- [EXERCISE REQUIREMENTS] In the listing below, locate the lines that hold "Notation" and copy them.

- [THE RECORDS]
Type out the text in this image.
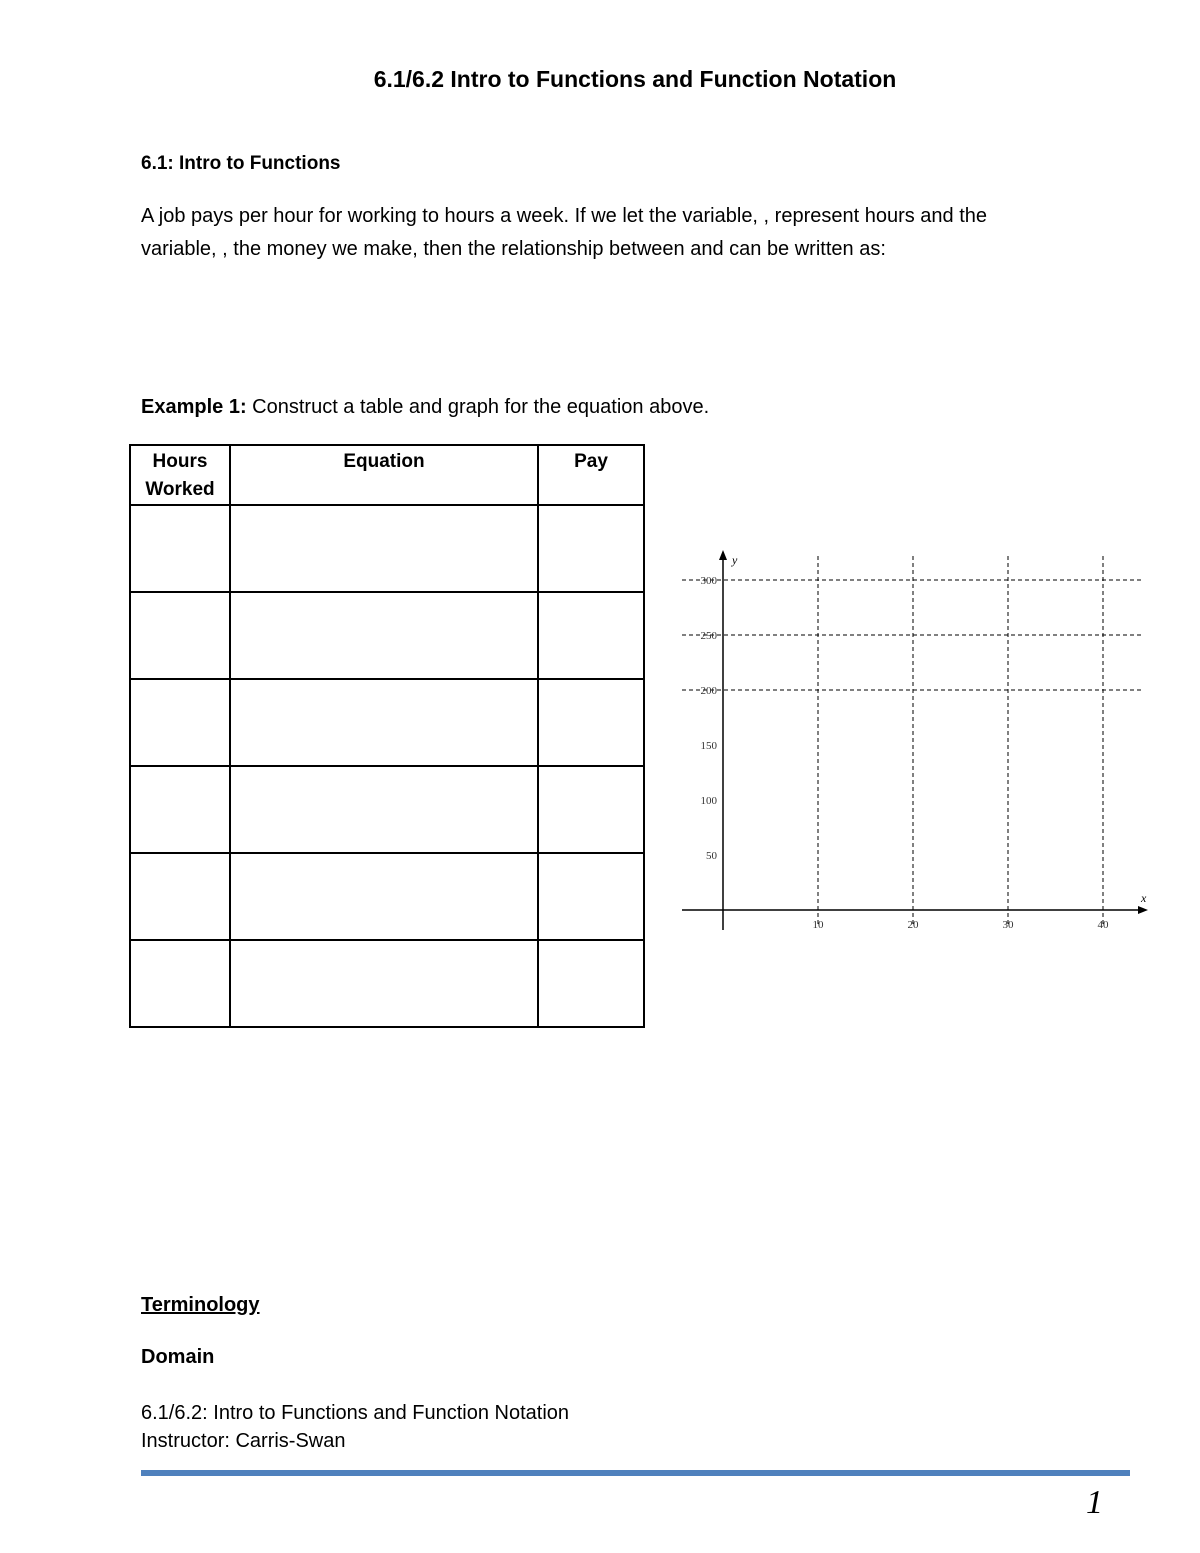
6.1/6.2 Intro to Functions and Function Notation
6.1: Intro to Functions
A job pays per hour for working to hours a week. If we let the variable, , represent hours and the
variable, , the money we make, then the relationship between and can be written as:
Example 1: Construct a table and graph for the equation above.
Hours Worked	Equation	Pay

10	20	30	40
50
100
150
200
250
300
x
y
Terminology
Domain
6.1/6.2: Intro to Functions and Function Notation
Instructor: Carris-Swan
1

- [RESULT BELOW]
6.1/6.2 Intro to Functions and Function Notation
6.1/6.2: Intro to Functions and Function Notation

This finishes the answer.